─── DATA EXTRACTS

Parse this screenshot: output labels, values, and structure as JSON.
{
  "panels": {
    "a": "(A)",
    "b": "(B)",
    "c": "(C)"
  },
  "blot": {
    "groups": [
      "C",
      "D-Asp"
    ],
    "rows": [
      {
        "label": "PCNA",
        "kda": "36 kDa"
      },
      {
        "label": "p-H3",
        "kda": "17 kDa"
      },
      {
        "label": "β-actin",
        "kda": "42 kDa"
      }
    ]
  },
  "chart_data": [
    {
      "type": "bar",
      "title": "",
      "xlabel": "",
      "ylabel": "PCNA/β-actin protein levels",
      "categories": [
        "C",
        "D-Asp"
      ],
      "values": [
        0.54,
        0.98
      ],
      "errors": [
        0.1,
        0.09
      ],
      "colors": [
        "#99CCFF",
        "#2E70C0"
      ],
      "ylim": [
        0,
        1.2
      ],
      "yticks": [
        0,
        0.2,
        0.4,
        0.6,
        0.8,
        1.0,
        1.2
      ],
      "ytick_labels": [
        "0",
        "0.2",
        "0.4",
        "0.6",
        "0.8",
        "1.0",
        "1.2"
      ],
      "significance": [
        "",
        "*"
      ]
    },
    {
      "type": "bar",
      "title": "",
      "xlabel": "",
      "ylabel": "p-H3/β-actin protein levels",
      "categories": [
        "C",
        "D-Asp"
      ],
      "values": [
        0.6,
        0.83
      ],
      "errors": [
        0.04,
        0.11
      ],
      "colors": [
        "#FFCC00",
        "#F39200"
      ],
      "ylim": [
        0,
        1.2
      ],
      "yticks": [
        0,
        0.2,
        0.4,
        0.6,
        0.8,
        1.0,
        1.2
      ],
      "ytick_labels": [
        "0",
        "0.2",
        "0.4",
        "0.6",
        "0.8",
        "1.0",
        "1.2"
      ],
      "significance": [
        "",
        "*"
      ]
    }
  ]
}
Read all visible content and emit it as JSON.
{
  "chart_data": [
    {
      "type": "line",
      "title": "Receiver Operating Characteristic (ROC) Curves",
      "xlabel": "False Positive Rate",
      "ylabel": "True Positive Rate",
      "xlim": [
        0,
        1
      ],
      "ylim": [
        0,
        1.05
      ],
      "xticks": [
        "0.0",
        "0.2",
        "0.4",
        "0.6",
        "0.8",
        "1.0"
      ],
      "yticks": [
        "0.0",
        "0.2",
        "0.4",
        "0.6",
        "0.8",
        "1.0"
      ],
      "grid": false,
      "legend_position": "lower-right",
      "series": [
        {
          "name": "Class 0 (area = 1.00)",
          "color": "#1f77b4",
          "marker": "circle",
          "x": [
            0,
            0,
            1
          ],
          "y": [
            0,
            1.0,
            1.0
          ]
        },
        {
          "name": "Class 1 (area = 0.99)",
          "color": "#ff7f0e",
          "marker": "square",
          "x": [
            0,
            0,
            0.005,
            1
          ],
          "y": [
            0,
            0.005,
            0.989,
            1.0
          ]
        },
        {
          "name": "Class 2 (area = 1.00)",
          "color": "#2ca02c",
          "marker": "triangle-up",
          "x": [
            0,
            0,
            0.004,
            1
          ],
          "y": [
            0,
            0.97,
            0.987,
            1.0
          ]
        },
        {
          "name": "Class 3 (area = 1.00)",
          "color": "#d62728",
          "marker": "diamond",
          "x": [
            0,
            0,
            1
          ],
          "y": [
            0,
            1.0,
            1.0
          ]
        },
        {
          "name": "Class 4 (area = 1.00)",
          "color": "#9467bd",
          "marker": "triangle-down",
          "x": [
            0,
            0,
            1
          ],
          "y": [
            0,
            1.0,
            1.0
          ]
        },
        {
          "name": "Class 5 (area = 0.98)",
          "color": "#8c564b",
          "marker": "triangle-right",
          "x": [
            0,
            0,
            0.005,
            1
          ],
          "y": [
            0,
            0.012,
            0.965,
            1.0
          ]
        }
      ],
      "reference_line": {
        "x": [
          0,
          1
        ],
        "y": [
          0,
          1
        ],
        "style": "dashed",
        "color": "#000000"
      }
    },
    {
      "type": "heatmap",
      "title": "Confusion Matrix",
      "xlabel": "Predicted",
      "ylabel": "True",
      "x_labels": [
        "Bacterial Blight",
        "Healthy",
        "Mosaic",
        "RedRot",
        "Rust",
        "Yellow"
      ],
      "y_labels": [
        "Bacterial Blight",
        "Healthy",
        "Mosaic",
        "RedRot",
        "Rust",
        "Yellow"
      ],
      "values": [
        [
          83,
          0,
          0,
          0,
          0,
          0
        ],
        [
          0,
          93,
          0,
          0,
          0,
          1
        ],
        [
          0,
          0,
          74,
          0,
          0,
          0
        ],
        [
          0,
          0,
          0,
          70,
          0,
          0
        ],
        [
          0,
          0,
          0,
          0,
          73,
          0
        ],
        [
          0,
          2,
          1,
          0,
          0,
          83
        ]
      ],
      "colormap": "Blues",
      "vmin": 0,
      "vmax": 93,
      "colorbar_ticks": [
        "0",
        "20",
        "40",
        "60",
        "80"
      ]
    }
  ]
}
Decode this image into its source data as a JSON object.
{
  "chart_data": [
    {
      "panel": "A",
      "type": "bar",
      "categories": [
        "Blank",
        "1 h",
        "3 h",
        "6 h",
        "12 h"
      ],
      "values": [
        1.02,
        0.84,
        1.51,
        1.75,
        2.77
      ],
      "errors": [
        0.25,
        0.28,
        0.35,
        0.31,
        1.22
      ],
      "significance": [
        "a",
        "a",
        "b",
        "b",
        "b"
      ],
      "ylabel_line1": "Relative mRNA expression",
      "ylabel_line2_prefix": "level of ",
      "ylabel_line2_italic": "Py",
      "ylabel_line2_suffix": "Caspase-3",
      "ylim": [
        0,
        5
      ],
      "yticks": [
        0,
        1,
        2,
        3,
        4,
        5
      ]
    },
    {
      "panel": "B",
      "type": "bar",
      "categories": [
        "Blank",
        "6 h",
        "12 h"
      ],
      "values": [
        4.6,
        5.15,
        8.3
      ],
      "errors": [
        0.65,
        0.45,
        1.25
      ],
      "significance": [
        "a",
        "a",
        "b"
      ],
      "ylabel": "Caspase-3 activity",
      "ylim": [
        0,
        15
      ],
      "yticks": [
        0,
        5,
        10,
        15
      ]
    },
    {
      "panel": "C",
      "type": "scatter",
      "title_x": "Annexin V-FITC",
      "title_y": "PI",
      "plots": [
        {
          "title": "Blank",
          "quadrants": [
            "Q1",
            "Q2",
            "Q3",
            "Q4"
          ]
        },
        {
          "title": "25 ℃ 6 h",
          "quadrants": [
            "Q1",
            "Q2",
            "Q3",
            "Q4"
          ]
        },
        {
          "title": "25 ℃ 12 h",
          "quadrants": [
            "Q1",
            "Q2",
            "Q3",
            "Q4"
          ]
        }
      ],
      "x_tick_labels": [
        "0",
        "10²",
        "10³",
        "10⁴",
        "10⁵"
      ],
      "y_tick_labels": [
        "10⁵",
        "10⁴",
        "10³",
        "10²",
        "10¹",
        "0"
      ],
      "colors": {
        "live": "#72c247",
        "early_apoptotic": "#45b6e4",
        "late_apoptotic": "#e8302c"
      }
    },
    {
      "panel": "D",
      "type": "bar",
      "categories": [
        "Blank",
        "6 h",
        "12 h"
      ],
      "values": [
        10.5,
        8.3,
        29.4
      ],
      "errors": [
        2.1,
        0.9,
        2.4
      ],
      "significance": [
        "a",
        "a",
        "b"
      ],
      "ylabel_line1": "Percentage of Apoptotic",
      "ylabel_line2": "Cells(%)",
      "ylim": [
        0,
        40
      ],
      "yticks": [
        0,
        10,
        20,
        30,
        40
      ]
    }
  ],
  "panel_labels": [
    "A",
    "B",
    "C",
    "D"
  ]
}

──────

EXERCISE DESCRIPTION
Work out how many lines of the data hold the string "actin". Reply with that number alone.

RESULT FOR THIS TASK
3